_Aim of the task_
From the entries below, copy every line that holds the word "MouthClosed".

_Available records_
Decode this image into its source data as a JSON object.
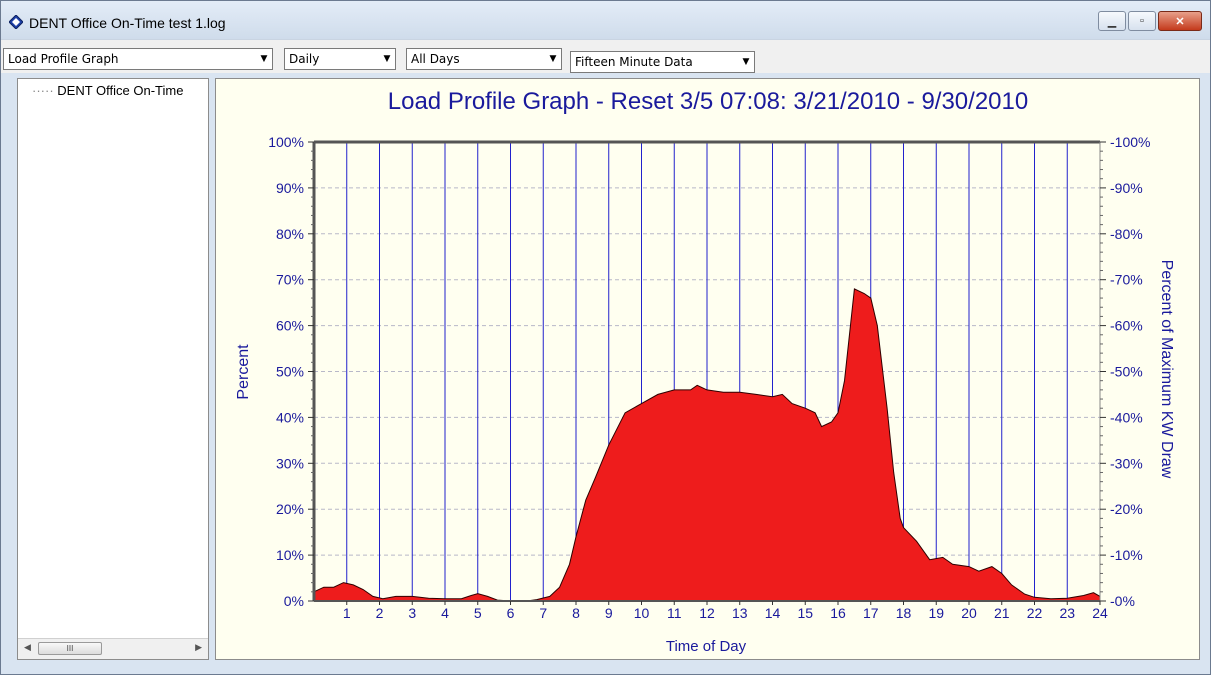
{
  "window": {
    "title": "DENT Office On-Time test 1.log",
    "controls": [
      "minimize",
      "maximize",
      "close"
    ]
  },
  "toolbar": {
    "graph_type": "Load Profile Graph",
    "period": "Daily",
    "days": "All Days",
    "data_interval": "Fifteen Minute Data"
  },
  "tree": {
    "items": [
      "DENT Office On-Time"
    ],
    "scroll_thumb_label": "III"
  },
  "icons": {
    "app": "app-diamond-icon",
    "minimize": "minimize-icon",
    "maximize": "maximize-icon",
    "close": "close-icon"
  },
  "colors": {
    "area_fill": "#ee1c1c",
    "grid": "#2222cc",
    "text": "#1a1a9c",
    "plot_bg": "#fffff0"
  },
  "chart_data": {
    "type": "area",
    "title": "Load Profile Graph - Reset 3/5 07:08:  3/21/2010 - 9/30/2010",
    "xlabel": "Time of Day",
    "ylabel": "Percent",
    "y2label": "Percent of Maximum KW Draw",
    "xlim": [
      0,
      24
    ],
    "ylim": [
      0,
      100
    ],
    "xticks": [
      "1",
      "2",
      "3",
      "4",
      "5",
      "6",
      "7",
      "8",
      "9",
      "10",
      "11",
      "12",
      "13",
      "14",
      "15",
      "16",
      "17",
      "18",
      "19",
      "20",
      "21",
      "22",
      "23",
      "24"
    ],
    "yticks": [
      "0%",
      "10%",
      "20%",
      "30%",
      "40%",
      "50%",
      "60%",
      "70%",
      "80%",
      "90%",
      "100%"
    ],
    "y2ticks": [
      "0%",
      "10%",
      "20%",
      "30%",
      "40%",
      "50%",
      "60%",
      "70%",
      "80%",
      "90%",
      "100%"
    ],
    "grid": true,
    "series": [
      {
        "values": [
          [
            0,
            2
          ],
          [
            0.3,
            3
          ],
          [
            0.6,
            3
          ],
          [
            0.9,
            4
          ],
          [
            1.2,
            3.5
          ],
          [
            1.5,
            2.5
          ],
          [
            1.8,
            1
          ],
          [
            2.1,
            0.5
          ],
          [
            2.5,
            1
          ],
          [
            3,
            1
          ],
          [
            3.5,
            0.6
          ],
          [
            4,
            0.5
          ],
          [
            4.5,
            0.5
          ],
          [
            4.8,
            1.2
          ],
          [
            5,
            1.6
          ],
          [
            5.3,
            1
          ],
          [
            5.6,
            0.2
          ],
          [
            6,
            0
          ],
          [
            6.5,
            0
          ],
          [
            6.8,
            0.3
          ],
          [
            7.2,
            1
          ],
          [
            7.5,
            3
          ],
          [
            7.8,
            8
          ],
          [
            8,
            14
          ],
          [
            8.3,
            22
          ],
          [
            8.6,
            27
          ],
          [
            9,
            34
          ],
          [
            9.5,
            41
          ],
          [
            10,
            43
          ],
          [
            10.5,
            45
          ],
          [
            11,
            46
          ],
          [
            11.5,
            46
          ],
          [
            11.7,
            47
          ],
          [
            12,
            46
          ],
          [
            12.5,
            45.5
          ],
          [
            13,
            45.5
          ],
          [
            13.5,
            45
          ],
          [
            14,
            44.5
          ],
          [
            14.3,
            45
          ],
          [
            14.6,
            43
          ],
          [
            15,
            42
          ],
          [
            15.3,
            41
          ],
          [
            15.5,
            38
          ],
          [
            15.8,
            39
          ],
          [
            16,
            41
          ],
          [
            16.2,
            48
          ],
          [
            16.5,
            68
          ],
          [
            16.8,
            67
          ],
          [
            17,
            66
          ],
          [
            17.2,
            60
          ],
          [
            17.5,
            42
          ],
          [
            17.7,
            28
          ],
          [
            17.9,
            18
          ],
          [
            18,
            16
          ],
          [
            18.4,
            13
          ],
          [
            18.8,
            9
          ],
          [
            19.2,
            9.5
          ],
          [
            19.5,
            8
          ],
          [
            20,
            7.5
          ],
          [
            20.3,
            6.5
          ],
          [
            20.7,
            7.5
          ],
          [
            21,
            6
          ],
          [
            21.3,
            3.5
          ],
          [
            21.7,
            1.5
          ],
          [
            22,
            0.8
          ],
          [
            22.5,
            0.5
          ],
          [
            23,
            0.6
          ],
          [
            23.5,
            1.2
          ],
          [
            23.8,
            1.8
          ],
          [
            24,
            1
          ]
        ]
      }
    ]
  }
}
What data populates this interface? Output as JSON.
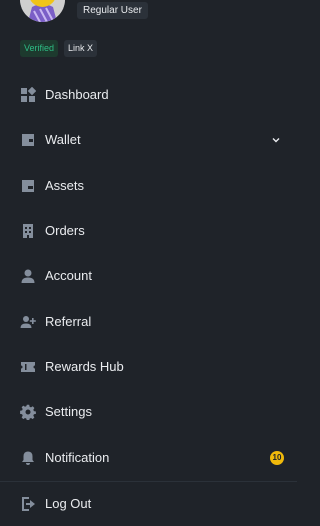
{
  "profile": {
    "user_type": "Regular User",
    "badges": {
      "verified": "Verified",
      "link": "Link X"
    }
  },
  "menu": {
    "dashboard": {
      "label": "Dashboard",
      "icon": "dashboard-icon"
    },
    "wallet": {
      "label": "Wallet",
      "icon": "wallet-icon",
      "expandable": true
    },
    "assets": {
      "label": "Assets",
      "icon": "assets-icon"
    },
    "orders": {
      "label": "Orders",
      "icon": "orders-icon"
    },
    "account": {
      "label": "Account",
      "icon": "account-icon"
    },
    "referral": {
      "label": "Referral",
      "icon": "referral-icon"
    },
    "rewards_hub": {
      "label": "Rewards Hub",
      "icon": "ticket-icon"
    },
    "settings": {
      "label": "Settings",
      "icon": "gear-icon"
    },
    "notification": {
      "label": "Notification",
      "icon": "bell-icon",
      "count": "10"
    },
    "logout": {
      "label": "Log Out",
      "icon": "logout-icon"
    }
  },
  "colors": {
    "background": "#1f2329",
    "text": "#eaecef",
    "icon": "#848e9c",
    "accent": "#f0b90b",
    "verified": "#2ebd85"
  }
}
* * *
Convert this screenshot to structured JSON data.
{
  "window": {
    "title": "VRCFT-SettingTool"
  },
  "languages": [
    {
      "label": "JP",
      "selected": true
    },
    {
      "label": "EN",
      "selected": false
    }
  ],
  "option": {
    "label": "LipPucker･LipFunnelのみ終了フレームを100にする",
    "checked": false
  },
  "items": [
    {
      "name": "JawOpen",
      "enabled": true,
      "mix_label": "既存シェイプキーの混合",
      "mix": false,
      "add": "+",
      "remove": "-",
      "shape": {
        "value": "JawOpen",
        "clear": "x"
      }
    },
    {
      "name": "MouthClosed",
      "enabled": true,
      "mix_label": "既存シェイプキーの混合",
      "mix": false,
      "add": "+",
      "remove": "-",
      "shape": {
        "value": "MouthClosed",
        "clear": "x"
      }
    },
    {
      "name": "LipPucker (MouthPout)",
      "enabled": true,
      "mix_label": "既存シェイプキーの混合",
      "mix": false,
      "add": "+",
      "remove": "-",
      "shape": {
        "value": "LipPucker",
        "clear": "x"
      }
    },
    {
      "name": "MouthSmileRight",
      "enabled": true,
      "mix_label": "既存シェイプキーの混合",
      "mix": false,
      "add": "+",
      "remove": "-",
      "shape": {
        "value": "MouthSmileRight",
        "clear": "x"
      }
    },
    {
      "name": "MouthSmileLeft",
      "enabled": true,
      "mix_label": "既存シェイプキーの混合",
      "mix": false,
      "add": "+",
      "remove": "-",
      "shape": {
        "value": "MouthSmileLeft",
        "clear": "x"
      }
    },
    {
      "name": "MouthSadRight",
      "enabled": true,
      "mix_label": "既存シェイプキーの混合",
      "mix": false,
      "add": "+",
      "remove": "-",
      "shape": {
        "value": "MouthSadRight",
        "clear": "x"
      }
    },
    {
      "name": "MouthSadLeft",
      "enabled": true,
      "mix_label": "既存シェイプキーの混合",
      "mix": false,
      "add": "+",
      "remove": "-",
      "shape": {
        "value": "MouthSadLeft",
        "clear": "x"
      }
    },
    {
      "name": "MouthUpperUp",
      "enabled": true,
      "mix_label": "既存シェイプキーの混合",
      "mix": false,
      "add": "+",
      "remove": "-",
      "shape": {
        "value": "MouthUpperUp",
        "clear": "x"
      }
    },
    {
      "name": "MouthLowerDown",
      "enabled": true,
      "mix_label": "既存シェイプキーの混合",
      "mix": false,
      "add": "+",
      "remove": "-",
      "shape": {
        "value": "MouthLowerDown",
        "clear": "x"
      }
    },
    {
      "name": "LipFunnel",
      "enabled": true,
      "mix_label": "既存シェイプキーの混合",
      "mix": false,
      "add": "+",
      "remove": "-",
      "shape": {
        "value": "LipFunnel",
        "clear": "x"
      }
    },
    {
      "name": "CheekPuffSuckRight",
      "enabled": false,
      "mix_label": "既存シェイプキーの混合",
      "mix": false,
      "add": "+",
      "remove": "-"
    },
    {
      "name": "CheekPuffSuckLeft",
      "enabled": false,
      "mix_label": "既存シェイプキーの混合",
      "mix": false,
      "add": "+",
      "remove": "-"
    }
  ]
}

_Task answer_
      "name": "MouthClosed",
        "value": "MouthClosed",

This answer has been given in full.